Instrução dada: Mostre cada linha dos registros que contém a sequência "tick". Diferencie maiúsculas de minúsculas.

Entradas da coleção:
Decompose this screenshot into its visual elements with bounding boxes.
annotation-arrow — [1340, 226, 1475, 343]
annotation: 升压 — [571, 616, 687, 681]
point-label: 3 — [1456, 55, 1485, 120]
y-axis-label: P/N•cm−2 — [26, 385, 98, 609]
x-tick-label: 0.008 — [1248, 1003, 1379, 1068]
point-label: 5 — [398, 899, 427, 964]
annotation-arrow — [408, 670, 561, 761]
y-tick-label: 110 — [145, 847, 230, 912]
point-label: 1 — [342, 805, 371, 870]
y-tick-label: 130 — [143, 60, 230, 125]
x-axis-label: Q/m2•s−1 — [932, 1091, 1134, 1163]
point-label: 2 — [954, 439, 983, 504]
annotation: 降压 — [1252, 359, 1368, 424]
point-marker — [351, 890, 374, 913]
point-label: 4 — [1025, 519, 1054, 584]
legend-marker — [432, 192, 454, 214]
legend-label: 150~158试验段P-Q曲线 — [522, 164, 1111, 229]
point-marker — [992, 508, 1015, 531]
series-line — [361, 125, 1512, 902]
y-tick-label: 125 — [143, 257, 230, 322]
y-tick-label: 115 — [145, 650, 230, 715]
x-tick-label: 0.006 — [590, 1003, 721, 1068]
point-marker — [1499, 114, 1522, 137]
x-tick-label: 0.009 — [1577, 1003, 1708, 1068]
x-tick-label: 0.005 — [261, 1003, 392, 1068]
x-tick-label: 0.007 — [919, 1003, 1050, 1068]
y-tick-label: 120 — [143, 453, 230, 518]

Resposta completa:
x-tick-label: 0.008 — [1248, 1003, 1379, 1068]
y-tick-label: 110 — [145, 847, 230, 912]
y-tick-label: 130 — [143, 60, 230, 125]
y-tick-label: 125 — [143, 257, 230, 322]
y-tick-label: 115 — [145, 650, 230, 715]
x-tick-label: 0.006 — [590, 1003, 721, 1068]
x-tick-label: 0.009 — [1577, 1003, 1708, 1068]
x-tick-label: 0.005 — [261, 1003, 392, 1068]
x-tick-label: 0.007 — [919, 1003, 1050, 1068]
y-tick-label: 120 — [143, 453, 230, 518]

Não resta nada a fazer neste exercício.